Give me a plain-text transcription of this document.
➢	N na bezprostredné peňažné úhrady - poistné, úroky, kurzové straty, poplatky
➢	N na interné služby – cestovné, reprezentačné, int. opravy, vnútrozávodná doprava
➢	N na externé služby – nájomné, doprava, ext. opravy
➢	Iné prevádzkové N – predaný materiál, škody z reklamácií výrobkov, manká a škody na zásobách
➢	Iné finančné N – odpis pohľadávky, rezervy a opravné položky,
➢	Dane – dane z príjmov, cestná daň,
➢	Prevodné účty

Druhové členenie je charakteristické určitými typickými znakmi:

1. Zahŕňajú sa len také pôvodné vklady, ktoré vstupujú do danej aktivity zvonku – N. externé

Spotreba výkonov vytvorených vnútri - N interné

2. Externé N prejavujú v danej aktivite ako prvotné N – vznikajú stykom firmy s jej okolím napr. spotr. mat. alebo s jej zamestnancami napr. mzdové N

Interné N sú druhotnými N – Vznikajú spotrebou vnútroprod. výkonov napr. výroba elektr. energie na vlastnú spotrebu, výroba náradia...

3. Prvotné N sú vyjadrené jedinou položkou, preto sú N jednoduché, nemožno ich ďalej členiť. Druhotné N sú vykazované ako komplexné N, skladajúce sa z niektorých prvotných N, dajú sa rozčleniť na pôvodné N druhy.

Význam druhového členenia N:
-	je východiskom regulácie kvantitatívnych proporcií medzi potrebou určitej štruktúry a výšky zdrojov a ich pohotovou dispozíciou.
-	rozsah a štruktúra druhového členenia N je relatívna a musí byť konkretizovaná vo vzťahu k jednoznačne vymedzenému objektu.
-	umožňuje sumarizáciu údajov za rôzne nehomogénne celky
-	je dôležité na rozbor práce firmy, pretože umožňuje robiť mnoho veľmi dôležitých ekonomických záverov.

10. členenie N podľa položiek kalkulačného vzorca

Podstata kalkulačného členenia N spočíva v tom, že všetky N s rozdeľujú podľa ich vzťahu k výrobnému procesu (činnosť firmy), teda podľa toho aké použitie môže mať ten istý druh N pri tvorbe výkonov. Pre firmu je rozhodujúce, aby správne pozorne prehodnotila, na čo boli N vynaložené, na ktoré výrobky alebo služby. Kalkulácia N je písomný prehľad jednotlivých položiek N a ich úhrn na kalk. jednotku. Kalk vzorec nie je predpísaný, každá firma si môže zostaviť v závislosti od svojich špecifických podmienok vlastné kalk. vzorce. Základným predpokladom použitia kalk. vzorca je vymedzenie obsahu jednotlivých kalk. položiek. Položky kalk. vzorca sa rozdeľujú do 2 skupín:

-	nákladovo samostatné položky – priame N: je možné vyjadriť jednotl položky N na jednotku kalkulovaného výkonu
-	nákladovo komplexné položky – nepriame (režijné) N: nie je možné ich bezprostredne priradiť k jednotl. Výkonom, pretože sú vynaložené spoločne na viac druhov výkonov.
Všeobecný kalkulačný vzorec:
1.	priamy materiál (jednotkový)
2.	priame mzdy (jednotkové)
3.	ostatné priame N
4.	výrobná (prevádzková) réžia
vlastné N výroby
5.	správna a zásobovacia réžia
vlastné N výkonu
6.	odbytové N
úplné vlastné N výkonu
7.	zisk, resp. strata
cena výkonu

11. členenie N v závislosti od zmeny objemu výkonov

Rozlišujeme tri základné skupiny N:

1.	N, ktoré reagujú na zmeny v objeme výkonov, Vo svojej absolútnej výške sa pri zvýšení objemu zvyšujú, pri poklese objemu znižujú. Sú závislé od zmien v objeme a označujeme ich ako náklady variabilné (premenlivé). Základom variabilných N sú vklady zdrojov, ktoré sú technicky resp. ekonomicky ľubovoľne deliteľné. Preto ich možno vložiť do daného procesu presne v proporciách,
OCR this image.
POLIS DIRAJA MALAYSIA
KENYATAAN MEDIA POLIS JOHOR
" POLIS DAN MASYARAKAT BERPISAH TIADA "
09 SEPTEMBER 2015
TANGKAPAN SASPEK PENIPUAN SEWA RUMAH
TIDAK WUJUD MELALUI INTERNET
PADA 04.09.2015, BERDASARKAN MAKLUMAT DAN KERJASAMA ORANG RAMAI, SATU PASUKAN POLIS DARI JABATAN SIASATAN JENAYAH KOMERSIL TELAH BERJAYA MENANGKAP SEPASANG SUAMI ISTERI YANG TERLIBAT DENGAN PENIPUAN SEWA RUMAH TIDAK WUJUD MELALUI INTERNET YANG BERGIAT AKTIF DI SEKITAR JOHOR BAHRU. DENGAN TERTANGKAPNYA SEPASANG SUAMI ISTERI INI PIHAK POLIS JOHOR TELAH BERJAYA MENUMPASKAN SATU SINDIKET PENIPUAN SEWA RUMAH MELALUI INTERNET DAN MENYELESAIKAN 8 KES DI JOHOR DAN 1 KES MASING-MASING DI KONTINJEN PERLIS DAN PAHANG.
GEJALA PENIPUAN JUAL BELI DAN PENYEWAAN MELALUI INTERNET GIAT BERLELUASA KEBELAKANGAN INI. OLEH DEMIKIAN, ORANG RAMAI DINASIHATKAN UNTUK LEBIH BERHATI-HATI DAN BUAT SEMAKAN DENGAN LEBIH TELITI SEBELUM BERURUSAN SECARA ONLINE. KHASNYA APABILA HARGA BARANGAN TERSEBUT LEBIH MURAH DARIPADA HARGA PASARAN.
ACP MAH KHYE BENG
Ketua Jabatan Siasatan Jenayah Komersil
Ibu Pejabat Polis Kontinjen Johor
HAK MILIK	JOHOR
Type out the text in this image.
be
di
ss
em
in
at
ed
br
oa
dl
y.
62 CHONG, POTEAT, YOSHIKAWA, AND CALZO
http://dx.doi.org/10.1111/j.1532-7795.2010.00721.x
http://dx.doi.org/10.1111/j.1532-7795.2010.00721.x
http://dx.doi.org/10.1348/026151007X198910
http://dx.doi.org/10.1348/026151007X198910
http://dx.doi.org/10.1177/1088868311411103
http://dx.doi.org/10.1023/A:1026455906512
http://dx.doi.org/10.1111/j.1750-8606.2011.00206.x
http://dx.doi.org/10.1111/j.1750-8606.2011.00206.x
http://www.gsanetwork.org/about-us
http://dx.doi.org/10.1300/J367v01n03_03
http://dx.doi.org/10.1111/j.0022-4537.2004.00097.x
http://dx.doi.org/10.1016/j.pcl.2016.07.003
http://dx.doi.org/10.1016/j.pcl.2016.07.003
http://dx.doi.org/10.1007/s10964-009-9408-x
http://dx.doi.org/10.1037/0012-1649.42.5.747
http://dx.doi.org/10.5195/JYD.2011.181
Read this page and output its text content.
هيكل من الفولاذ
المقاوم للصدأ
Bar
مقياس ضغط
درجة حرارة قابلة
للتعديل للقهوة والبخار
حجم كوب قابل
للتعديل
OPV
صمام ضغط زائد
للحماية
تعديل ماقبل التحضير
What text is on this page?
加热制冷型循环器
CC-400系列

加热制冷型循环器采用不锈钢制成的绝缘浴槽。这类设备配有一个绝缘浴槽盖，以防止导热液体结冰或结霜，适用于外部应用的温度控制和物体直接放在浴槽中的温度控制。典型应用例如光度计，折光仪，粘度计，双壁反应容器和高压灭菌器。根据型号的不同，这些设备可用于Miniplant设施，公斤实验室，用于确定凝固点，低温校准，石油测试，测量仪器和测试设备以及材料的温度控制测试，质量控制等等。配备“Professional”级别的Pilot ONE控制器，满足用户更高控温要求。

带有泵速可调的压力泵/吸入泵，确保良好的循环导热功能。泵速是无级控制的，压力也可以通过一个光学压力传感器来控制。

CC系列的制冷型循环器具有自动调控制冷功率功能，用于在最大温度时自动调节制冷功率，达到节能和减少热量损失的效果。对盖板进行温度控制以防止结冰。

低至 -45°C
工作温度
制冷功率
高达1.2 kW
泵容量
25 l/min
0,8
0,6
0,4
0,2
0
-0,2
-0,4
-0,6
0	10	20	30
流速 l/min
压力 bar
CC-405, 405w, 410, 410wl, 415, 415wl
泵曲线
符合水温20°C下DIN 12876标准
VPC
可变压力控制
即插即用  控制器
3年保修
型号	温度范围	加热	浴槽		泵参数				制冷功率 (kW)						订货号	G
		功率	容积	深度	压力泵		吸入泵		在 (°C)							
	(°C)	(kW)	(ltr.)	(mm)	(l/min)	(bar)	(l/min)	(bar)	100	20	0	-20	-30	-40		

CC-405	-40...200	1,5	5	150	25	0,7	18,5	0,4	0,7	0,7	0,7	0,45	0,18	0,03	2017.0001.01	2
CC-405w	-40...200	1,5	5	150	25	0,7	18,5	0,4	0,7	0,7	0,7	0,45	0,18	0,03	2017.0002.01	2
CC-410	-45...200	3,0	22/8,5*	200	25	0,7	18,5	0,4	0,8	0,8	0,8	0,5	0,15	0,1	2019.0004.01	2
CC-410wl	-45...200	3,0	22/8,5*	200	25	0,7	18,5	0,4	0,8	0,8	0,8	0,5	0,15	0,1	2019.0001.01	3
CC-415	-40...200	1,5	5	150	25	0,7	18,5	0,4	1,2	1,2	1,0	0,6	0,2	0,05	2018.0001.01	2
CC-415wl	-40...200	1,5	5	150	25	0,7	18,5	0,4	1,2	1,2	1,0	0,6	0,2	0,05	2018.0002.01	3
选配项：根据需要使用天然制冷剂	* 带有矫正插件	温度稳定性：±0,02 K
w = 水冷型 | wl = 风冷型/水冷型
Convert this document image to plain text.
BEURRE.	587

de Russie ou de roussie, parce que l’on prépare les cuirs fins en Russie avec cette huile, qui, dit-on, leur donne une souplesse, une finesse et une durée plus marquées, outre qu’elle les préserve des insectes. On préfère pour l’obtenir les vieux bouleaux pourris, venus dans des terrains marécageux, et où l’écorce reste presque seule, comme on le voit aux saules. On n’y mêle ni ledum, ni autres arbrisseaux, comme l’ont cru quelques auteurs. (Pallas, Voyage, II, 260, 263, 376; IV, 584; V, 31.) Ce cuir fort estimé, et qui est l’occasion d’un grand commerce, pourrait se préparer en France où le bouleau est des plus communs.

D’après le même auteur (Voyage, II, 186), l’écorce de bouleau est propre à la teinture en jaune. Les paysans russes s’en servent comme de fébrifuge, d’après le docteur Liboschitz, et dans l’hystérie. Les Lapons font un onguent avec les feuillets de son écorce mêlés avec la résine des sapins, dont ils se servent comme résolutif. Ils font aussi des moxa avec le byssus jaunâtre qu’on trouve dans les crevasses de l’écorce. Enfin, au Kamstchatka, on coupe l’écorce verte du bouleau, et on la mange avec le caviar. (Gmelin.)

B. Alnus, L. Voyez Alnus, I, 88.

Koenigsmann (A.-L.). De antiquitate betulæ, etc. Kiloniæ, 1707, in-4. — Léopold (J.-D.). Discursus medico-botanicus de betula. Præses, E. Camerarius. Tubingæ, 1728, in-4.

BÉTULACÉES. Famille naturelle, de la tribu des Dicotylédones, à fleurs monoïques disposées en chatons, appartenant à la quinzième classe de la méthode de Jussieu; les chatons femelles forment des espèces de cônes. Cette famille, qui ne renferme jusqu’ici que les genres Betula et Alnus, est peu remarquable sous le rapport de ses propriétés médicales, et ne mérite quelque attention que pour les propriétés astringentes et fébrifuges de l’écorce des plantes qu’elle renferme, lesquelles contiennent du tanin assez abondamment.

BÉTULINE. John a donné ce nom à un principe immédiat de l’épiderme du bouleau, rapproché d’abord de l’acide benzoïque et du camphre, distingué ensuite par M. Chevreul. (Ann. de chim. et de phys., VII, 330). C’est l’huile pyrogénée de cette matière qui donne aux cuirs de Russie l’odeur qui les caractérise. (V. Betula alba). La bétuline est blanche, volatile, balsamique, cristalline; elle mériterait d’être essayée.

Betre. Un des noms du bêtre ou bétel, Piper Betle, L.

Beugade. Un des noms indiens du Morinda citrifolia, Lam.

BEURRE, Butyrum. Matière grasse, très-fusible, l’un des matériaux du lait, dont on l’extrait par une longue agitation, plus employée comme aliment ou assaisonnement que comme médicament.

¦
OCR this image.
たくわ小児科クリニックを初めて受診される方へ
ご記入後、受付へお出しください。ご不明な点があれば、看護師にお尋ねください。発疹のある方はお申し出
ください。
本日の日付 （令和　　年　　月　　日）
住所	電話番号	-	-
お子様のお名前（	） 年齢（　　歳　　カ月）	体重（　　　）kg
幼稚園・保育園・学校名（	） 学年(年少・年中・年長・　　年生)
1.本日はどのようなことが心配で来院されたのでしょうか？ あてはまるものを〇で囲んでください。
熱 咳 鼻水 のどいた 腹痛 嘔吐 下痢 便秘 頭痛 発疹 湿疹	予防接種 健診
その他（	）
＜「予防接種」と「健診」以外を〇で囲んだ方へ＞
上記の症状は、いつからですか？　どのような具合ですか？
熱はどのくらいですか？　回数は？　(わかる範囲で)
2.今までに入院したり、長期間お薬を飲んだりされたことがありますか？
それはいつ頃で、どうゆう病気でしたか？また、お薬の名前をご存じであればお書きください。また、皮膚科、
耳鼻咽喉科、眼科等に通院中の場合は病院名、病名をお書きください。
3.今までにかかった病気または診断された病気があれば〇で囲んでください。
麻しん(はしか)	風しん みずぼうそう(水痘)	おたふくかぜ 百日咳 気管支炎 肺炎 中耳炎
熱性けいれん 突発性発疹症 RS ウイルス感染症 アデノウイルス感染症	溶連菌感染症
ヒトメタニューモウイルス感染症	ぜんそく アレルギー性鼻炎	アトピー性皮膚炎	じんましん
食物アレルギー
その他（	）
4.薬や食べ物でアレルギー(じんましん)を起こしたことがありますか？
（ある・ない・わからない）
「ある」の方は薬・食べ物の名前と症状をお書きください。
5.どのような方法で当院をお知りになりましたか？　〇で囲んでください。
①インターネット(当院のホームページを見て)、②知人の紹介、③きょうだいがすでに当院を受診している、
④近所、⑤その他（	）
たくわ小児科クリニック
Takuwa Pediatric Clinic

GIVEN REQUEST: Answer with one number: how many lines in the listing hold "image".

SOLUTION: 4